EXCERPT PROVIDED »
(begin)

Mar 18,2023 - Last updated at Mar 18,2023

It is high time to revisit the separation, in our school system, between the so-called “literary” and “scientific” streams, as well as others. Such separation is no longer relevant, in addition to violating good educational practices.

There may have been an understandable rationale behind the separation in times past.

There was a time when several graduates of our school system, and often before completing high school successfully, were appointed as teachers. Because of this, they may have at that time needed a level of specialisation in either the “sciences” or the “humanities” generally, so that they could teach the relevant subjects with some expert knowledge.

This rationale may have been especially compelling since most teachers did not have post-secondary qualifications, enabling them to have the expertise they needed to be subject specialists.

Since post-secondary education became increasingly widespread as of the 1950s and early 1960s, why continue the separation?

In our opinion, the separation is no longer warranted and if anyone thinks otherwise, we would appreciate hearing from them.

(end)

Quote the passage of the school-streams opinion piece starting at "It is high time" and ending at "be subject specialists.", reproducing it word for word.

MATERIAL »

(begin)

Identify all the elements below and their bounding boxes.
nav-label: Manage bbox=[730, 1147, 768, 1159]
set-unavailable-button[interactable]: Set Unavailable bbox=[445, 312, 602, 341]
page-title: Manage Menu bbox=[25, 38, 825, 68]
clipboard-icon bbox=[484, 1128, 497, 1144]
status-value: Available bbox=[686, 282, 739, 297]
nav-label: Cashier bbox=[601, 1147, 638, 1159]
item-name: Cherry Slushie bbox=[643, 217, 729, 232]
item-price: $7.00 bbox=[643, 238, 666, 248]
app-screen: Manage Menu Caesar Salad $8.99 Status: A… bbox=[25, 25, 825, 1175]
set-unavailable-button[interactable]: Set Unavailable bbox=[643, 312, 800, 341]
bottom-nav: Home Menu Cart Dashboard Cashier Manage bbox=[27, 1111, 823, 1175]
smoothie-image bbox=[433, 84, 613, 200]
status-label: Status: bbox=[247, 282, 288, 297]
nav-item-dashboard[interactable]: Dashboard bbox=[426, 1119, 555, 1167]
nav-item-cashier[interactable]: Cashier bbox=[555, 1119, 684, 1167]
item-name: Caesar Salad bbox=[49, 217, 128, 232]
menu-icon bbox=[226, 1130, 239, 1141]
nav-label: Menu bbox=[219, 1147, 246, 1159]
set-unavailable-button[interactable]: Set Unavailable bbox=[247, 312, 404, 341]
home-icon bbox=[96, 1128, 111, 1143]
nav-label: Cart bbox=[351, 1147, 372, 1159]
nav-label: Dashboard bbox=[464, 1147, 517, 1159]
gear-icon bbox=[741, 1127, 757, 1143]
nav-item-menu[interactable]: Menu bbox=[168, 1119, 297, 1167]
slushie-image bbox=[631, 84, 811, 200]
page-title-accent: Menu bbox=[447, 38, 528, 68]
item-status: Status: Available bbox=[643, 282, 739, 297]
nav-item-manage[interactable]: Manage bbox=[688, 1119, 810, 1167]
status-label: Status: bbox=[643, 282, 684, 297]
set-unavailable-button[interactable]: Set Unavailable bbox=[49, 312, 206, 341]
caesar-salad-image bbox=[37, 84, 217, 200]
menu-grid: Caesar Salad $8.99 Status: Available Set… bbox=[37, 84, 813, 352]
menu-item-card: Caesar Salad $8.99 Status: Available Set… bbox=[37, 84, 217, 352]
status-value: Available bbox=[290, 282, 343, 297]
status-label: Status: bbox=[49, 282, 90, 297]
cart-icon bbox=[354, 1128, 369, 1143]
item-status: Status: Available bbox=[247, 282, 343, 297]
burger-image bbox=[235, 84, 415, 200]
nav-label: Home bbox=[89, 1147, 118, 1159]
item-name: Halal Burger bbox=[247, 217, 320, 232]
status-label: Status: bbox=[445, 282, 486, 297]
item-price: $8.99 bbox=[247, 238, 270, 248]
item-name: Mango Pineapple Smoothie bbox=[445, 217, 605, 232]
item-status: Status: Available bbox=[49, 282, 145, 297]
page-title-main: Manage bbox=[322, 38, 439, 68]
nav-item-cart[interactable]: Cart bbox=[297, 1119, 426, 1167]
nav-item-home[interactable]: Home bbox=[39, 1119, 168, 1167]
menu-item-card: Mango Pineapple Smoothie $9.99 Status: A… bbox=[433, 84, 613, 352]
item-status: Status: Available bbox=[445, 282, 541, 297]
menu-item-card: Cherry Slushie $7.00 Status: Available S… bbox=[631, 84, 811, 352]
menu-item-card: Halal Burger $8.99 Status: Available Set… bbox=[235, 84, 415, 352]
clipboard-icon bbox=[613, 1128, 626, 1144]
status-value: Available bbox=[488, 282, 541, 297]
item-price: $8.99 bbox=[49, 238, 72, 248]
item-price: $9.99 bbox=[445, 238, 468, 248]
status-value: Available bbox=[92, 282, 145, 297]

(end)

EXERCISE ANSWER »
It is high time to revisit the separation, in our school system, between the so-called “literary” and “scientific” streams, as well as others. Such separation is no longer relevant, in addition to violating good educational practices.

There may have been an understandable rationale behind the separation in times past.

There was a time when several graduates of our school system, and often before completing high school successfully, were appointed as teachers. Because of this, they may have at that time needed a level of specialisation in either the “sciences” or the “humanities” generally, so that they could teach the relevant subjects with some expert knowledge.

This rationale may have been especially compelling since most teachers did not have post-secondary qualifications, enabling them to have the expertise they needed to be subject specialists.